Set out every line bearing the string "Conseil".

**********

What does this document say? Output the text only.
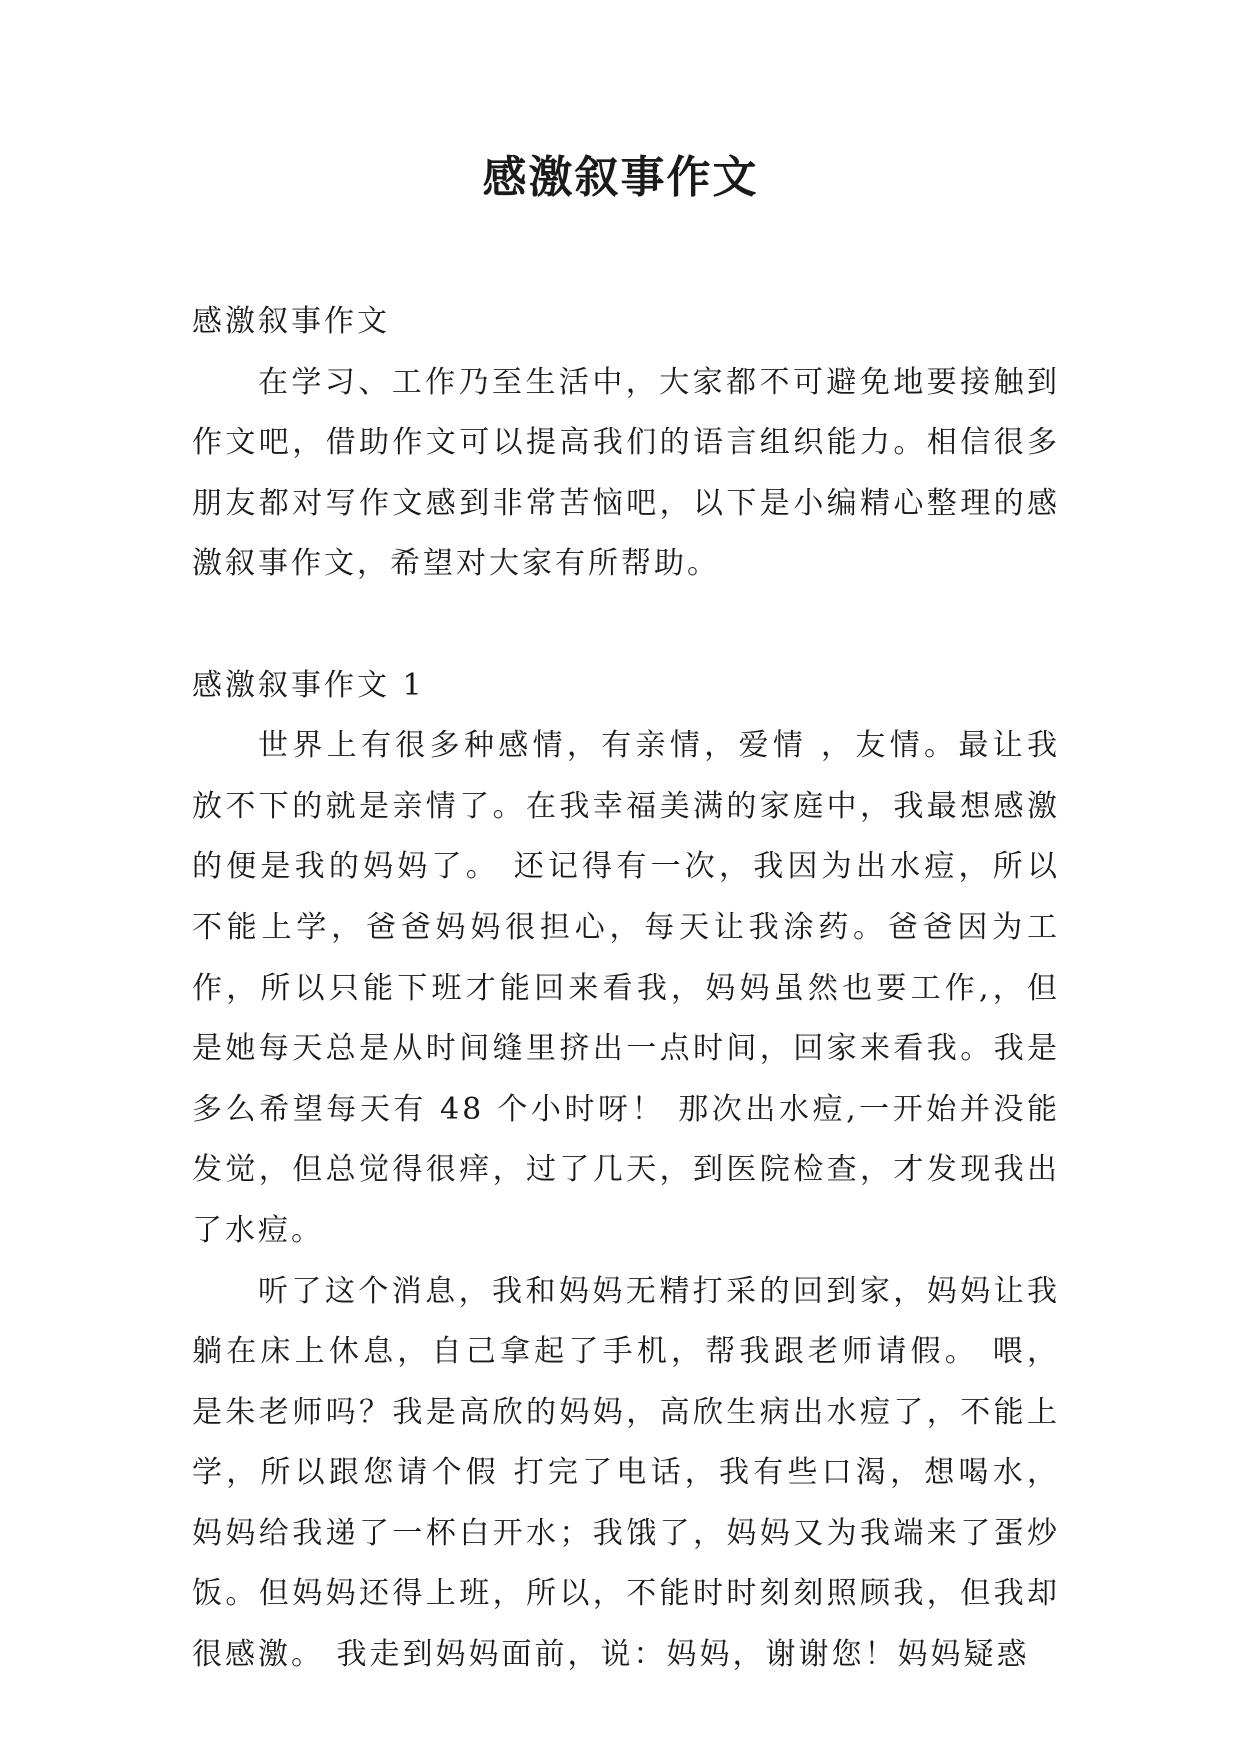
感激叙事作文

感激叙事作文

在学习、工作乃至生活中，大家都不可避免地要接触到作文吧，借助作文可以提高我们的语言组织能力。相信很多朋友都对写作文感到非常苦恼吧，以下是小编精心整理的感激叙事作文，希望对大家有所帮助。

感激叙事作文 1

世界上有很多种感情，有亲情，爱情 ，友情。最让我放不下的就是亲情了。在我幸福美满的家庭中，我最想感激的便是我的妈妈了。 还记得有一次，我因为出水痘，所以不能上学，爸爸妈妈很担心，每天让我涂药。爸爸因为工作，所以只能下班才能回来看我，妈妈虽然也要工作,，但是她每天总是从时间缝里挤出一点时间，回家来看我。我是多么希望每天有 48 个小时呀！ 那次出水痘,一开始并没能发觉，但总觉得很痒，过了几天，到医院检查，才发现我出了水痘。

听了这个消息，我和妈妈无精打采的回到家，妈妈让我躺在床上休息，自己拿起了手机，帮我跟老师请假。 喂，是朱老师吗？我是高欣的妈妈，高欣生病出水痘了，不能上学，所以跟您请个假 打完了电话，我有些口渴，想喝水，妈妈给我递了一杯白开水；我饿了，妈妈又为我端来了蛋炒饭。但妈妈还得上班，所以，不能时时刻刻照顾我，但我却很感激。 我走到妈妈面前，说：妈妈，谢谢您！妈妈疑惑
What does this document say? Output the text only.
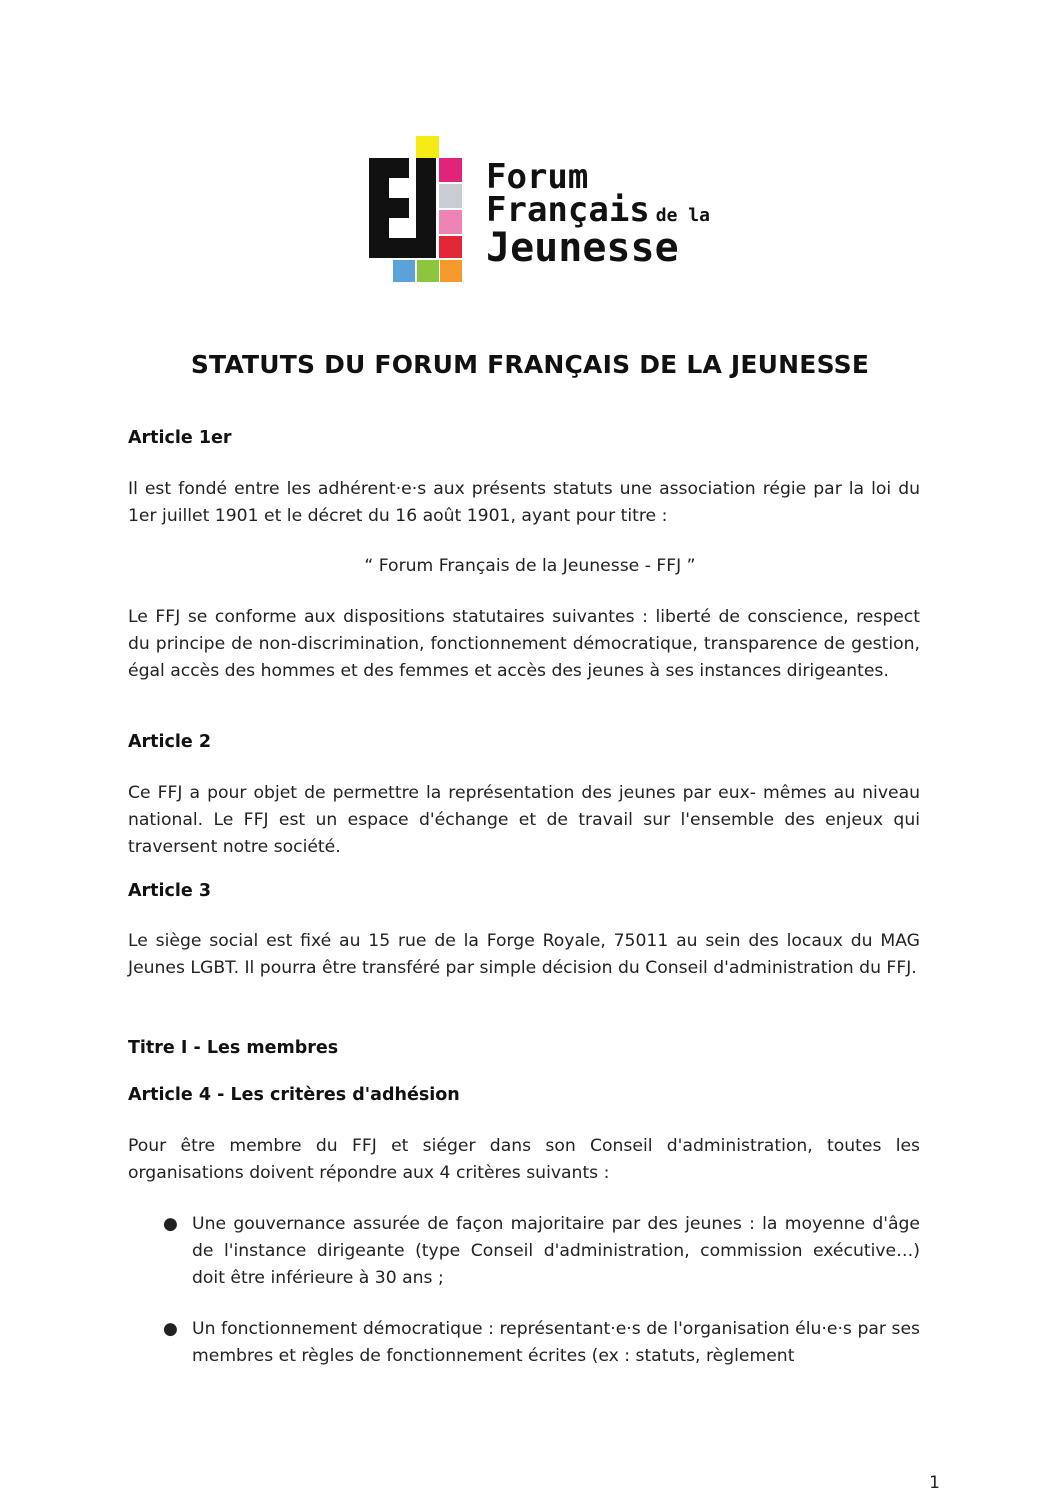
Forum
Français de la
Jeunesse
STATUTS DU FORUM FRANÇAIS DE LA JEUNESSE
Article 1er
Il est fondé entre les adhérent·e·s aux présents statuts une association régie par la loi du 1er juillet 1901 et le décret du 16 août 1901, ayant pour titre :
“ Forum Français de la Jeunesse - FFJ ”
Le FFJ se conforme aux dispositions statutaires suivantes : liberté de conscience, respect du principe de non-discrimination, fonctionnement démocratique, transparence de gestion, égal accès des hommes et des femmes et accès des jeunes à ses instances dirigeantes.
Article 2
Ce FFJ a pour objet de permettre la représentation des jeunes par eux- mêmes au niveau national. Le FFJ est un espace d'échange et de travail sur l'ensemble des enjeux qui traversent notre société.
Article 3
Le siège social est fixé au 15 rue de la Forge Royale, 75011 au sein des locaux du MAG Jeunes LGBT. Il pourra être transféré par simple décision du Conseil d'administration du FFJ.
Titre I - Les membres
Article 4 - Les critères d'adhésion
Pour être membre du FFJ et siéger dans son Conseil d'administration, toutes les organisations doivent répondre aux 4 critères suivants :
● Une gouvernance assurée de façon majoritaire par des jeunes : la moyenne d'âge de l'instance dirigeante (type Conseil d'administration, commission exécutive…) doit être inférieure à 30 ans ;
● Un fonctionnement démocratique : représentant·e·s de l'organisation élu·e·s par ses membres et règles de fonctionnement écrites (ex : statuts, règlement
1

**********

ANSWER TO THE PROBLEM:
Le siège social est fixé au 15 rue de la Forge Royale, 75011 au sein des locaux du MAG Jeunes LGBT. Il pourra être transféré par simple décision du Conseil d'administration du FFJ.
Pour être membre du FFJ et siéger dans son Conseil d'administration, toutes les organisations doivent répondre aux 4 critères suivants :
● Une gouvernance assurée de façon majoritaire par des jeunes : la moyenne d'âge de l'instance dirigeante (type Conseil d'administration, commission exécutive…) doit être inférieure à 30 ans ;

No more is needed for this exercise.